Extracted data entries:
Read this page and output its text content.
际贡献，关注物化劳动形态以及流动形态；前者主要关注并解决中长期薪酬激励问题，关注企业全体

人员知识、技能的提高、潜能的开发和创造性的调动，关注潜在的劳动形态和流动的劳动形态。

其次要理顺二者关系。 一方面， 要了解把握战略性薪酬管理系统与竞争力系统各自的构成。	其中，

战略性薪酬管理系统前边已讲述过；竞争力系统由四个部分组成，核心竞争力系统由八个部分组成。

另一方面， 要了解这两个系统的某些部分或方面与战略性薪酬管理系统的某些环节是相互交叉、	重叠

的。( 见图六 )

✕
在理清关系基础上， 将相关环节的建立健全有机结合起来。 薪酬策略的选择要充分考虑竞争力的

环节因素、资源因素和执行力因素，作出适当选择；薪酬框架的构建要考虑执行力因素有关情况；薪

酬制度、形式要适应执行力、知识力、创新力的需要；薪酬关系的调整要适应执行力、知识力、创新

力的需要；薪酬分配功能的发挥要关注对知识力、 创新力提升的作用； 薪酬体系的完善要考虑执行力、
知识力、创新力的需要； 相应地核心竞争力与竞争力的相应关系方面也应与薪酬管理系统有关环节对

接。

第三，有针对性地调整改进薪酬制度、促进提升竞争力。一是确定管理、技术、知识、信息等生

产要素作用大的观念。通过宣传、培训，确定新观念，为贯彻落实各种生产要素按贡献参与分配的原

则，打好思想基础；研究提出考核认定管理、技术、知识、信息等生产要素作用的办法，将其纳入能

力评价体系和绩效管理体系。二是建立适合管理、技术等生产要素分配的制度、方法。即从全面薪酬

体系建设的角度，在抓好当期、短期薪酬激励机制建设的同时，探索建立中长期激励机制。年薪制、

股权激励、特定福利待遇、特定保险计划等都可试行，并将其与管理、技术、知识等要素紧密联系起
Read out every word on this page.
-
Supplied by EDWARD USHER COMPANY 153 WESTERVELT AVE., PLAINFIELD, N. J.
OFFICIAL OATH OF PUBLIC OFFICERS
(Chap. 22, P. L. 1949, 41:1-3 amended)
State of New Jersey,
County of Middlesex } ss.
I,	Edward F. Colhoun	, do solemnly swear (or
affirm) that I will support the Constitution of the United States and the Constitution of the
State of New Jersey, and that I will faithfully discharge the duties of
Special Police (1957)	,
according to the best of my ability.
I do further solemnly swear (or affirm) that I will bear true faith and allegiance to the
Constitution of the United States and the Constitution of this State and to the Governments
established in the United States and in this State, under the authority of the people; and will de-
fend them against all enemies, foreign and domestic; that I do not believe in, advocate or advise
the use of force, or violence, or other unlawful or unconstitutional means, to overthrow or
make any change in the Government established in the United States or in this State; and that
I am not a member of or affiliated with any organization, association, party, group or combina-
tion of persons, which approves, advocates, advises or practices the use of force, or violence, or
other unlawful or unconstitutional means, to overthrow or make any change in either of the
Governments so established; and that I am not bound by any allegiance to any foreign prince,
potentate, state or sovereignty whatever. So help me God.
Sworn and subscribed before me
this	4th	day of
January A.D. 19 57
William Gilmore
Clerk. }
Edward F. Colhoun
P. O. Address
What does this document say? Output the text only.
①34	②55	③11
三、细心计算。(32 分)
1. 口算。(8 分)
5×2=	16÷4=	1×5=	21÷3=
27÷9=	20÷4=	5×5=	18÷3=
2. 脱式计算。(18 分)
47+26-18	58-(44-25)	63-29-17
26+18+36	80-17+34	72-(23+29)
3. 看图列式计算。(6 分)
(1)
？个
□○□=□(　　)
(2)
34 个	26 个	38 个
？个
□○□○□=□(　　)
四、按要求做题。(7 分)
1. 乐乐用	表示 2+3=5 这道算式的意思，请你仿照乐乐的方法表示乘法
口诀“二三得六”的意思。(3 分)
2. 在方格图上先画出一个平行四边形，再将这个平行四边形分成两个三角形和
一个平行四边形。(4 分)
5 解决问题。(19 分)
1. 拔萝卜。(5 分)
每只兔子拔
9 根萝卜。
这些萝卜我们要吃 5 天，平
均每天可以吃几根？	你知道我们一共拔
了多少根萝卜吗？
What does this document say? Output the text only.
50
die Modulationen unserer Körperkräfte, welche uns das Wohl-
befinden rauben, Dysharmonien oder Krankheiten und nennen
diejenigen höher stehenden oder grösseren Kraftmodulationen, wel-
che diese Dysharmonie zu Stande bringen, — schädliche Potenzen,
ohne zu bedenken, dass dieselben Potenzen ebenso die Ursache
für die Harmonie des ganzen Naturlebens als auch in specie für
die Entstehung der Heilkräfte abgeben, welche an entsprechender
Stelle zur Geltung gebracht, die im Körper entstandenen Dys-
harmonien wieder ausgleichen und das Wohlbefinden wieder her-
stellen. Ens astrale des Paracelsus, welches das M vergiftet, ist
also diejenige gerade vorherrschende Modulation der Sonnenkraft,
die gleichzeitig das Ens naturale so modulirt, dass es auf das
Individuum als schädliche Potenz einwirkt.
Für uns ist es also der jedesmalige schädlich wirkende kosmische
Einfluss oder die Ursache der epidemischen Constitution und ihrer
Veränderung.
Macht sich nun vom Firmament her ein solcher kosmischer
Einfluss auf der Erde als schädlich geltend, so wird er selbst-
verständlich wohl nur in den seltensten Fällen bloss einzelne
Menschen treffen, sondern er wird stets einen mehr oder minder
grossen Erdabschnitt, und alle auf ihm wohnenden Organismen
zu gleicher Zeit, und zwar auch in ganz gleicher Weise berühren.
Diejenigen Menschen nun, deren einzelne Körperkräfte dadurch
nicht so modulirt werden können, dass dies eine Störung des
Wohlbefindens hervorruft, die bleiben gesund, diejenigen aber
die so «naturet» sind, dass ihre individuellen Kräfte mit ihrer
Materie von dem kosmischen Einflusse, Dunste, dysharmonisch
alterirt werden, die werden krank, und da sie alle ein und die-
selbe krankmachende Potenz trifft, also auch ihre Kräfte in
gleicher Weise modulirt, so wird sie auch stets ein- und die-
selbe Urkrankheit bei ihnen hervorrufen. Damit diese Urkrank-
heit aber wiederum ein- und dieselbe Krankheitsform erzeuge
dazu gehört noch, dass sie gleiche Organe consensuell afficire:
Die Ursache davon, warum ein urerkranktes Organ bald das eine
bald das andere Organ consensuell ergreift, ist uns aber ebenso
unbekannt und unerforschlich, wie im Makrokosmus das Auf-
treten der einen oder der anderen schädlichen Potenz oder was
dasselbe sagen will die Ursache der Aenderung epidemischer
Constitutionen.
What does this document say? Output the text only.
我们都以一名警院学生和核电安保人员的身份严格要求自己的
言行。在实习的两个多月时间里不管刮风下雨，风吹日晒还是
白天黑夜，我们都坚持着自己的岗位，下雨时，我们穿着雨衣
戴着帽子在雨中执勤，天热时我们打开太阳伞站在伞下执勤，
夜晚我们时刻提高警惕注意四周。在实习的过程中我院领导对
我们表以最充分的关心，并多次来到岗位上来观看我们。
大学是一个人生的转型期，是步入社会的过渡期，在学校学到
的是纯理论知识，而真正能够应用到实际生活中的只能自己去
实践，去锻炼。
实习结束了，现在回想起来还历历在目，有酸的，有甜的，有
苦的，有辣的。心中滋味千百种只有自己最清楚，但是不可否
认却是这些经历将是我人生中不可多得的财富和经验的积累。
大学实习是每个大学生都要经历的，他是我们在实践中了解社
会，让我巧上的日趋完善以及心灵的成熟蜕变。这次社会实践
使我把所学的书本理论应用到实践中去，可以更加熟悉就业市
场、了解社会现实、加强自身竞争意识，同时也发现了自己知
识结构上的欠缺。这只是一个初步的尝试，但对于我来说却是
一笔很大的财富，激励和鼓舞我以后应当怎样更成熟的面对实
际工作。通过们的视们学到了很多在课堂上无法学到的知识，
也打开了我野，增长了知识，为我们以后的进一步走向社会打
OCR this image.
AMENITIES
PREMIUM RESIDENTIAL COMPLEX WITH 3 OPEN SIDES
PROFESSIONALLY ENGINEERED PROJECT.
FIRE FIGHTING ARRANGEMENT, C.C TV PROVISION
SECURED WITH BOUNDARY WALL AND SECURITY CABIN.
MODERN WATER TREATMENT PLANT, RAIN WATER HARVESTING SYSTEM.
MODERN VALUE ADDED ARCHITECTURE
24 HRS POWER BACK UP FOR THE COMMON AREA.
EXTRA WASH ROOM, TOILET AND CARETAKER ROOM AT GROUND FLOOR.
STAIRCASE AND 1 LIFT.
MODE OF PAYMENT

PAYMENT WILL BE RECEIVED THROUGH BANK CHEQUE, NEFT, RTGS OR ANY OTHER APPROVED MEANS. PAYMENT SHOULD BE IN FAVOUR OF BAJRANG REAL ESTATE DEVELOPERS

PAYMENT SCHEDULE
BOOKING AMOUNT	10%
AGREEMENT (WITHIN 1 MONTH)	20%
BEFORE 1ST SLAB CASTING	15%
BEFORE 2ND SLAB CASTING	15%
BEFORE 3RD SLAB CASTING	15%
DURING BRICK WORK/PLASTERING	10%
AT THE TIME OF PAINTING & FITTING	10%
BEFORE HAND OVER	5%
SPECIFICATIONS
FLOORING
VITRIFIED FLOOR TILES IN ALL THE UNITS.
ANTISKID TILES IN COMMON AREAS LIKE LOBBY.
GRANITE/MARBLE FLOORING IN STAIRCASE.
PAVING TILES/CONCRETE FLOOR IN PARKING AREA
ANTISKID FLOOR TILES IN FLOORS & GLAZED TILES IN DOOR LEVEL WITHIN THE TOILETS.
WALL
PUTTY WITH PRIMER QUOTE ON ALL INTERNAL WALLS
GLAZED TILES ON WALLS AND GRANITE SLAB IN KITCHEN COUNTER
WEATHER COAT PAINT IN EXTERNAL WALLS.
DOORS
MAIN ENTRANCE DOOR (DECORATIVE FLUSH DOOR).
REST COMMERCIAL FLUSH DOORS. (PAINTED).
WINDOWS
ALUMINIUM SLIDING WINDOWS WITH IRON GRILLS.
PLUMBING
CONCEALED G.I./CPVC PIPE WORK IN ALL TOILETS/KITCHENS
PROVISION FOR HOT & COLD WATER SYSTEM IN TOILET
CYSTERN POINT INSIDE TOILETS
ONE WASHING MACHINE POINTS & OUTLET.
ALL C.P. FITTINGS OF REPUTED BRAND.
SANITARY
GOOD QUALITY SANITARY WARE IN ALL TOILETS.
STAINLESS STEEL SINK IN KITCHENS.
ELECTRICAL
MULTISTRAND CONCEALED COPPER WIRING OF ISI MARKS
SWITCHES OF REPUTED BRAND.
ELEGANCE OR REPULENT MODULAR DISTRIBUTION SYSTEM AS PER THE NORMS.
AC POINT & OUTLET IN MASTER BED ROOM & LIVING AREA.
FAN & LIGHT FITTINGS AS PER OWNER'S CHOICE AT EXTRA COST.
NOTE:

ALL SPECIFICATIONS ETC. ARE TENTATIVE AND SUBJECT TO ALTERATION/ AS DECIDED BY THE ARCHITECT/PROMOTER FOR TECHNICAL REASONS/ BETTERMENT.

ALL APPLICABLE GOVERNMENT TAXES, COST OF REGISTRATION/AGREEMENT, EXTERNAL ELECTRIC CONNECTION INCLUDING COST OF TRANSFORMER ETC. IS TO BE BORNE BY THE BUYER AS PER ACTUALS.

Challenge: Pull every line containing the word "wird" out of the entries above.

Result:
Einfluss auf der Erde als schädlich geltend, so wird er selbst-
Menschen treffen, sondern er wird stets einen mehr oder minder
gleicher Weise modulirt, so wird sie auch stets ein- und die-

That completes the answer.